## Data lines
>> Begin

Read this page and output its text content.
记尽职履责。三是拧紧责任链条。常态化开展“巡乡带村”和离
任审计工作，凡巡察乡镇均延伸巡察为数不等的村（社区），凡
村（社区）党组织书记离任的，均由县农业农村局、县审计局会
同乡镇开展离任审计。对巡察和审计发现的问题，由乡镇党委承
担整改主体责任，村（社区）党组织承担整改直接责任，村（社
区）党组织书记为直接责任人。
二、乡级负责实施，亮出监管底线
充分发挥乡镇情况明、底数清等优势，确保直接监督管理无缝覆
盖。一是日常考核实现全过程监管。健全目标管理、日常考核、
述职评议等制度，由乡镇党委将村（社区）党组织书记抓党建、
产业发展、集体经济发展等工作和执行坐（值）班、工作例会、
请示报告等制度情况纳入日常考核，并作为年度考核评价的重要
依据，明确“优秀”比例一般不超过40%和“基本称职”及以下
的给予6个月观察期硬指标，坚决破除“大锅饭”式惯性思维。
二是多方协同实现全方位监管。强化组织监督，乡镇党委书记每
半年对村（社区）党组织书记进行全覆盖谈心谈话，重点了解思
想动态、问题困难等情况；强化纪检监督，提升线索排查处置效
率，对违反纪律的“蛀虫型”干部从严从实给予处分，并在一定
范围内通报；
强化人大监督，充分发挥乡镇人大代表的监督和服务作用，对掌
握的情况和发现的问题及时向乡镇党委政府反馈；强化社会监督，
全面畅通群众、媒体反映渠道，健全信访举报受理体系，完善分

>> End
>> Begin

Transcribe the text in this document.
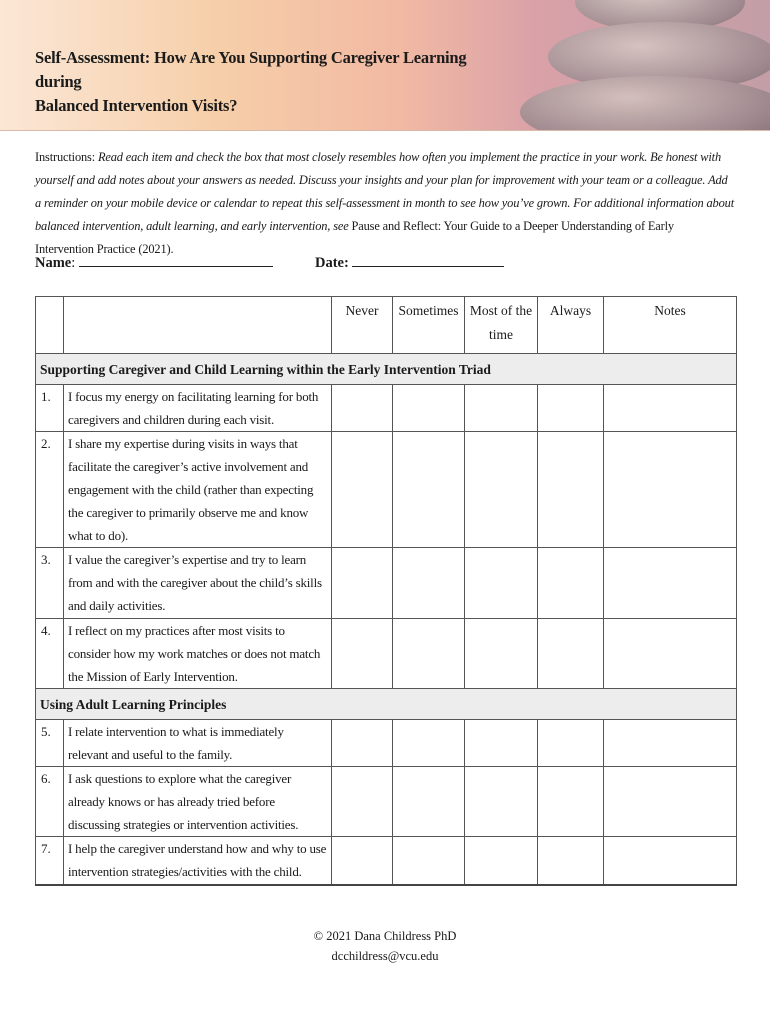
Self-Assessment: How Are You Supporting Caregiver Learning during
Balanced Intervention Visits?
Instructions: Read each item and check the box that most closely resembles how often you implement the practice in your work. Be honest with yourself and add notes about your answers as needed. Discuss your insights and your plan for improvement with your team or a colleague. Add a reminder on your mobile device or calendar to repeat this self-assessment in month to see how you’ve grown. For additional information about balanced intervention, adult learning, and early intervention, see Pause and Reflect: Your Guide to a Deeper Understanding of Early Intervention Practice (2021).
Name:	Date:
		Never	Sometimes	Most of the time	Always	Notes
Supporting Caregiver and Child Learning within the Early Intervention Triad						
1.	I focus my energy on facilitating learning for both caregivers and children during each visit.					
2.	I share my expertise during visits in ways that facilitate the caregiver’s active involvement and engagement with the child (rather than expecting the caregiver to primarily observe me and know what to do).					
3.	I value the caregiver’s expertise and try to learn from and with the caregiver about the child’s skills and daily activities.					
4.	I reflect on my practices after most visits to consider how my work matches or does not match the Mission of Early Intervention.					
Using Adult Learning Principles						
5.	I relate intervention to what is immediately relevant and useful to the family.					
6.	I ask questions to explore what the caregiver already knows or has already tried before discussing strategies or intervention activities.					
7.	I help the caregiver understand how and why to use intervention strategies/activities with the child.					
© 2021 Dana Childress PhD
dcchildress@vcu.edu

>> End

## Stated goal
Count the lines in the entries that hold the word "during", and give nothing but the total.

## Written answer
3